Exercise: Everything from the line containing "Transcribe this chart's" to the final line of the records below should be given again exactly, and nothing else.

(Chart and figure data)
════

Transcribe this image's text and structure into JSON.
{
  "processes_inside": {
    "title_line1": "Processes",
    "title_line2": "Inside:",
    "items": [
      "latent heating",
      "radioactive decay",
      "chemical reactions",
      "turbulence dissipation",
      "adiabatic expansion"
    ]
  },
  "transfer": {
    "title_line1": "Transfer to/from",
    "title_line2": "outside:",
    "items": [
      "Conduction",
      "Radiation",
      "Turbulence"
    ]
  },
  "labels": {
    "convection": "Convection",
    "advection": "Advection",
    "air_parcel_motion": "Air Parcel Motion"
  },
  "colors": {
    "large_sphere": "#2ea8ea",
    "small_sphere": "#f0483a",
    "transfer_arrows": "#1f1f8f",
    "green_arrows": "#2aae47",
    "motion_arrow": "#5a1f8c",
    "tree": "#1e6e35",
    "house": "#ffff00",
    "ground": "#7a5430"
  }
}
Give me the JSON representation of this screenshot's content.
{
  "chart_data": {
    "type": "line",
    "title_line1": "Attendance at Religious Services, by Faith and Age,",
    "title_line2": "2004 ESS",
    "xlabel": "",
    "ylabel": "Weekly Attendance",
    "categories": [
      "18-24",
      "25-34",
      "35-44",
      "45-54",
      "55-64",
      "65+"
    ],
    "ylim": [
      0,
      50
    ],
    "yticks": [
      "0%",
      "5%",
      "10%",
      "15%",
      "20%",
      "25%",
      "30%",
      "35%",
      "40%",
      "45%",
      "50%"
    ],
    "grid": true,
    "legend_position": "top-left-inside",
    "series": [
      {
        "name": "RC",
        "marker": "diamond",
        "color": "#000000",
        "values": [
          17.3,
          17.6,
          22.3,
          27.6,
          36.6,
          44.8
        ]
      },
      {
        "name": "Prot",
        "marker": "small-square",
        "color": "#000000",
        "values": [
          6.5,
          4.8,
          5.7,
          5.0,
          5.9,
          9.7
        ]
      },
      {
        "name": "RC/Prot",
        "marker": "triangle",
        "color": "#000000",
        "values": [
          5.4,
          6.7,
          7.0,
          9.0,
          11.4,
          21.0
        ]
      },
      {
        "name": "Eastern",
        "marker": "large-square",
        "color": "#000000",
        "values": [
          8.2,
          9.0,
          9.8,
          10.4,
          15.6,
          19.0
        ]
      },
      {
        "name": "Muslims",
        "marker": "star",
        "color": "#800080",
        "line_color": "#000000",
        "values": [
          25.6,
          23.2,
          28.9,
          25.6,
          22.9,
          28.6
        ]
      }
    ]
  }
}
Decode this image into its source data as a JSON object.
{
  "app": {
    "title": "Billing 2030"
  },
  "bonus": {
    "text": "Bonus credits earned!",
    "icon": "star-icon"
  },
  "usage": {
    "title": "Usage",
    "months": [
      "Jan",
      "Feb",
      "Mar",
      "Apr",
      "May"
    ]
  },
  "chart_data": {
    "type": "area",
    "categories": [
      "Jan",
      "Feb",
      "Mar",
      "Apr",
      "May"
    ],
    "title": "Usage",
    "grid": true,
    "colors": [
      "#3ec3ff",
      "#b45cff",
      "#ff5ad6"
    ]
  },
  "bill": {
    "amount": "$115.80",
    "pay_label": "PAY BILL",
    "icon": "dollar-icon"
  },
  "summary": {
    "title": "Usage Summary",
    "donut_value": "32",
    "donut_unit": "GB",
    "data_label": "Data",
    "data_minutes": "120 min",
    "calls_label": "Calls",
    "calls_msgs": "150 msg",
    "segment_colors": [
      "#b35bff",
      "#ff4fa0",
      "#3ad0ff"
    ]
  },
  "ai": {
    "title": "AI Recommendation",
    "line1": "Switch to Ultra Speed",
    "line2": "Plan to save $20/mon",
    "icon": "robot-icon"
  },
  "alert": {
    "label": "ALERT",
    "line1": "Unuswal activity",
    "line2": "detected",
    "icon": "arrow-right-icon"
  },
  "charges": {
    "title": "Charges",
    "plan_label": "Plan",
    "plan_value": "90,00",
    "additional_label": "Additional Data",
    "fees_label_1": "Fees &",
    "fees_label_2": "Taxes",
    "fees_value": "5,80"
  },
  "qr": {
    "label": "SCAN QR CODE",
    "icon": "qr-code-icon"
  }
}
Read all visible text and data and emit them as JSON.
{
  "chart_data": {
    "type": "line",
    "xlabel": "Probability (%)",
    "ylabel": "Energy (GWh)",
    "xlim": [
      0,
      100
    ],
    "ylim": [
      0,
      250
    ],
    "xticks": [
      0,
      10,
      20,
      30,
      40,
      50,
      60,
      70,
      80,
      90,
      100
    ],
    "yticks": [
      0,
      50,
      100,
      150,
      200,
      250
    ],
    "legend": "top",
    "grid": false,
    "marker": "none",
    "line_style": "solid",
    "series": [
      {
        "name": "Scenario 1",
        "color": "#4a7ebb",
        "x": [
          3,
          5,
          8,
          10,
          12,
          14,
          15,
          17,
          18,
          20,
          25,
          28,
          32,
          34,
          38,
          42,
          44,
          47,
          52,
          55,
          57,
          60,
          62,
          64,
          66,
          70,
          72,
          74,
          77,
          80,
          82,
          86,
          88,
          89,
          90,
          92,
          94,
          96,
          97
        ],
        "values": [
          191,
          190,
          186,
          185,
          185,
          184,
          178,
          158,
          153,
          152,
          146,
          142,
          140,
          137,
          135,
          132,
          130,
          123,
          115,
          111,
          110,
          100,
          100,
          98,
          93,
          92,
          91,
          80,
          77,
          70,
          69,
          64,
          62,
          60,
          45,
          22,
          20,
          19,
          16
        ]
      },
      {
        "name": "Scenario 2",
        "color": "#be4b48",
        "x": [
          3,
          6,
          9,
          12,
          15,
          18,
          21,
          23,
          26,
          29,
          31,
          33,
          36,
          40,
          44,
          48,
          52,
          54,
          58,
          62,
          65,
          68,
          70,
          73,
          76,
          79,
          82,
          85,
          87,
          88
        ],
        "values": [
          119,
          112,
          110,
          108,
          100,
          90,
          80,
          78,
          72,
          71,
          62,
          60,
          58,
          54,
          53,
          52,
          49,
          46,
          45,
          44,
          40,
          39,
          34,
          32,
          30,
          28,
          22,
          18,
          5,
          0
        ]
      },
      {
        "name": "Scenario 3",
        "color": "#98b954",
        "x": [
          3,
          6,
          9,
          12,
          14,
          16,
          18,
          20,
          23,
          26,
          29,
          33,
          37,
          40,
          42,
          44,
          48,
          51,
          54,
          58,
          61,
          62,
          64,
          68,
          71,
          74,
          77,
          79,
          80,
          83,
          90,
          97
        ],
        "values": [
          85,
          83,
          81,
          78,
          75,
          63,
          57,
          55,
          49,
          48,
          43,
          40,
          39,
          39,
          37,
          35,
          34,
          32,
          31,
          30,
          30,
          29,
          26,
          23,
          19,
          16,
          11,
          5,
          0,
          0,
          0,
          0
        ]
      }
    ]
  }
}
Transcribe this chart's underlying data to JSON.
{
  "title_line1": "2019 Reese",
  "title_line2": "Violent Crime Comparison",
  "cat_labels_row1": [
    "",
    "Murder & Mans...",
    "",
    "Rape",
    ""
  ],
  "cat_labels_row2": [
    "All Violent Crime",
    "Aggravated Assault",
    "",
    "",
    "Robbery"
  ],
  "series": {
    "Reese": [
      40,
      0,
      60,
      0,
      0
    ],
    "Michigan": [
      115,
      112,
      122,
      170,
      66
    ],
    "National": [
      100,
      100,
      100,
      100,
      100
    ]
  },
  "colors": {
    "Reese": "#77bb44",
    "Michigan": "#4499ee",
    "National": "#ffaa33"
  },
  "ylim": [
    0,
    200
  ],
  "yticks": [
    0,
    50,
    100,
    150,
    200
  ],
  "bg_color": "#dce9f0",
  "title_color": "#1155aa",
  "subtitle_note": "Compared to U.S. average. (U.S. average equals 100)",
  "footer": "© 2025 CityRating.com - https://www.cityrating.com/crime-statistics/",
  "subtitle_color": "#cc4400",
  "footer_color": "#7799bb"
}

════

Answer to this task:
Transcribe this chart's underlying data to JSON.
{
  "title_line1": "2019 Reese",
  "title_line2": "Violent Crime Comparison",
  "cat_labels_row1": [
    "",
    "Murder & Mans...",
    "",
    "Rape",
    ""
  ],
  "cat_labels_row2": [
    "All Violent Crime",
    "Aggravated Assault",
    "",
    "",
    "Robbery"
  ],
  "series": {
    "Reese": [
      40,
      0,
      60,
      0,
      0
    ],
    "Michigan": [
      115,
      112,
      122,
      170,
      66
    ],
    "National": [
      100,
      100,
      100,
      100,
      100
    ]
  },
  "colors": {
    "Reese": "#77bb44",
    "Michigan": "#4499ee",
    "National": "#ffaa33"
  },
  "ylim": [
    0,
    200
  ],
  "yticks": [
    0,
    50,
    100,
    150,
    200
  ],
  "bg_color": "#dce9f0",
  "title_color": "#1155aa",
  "subtitle_note": "Compared to U.S. average. (U.S. average equals 100)",
  "footer": "© 2025 CityRating.com - https://www.cityrating.com/crime-statistics/",
  "subtitle_color": "#cc4400",
  "footer_color": "#7799bb"
}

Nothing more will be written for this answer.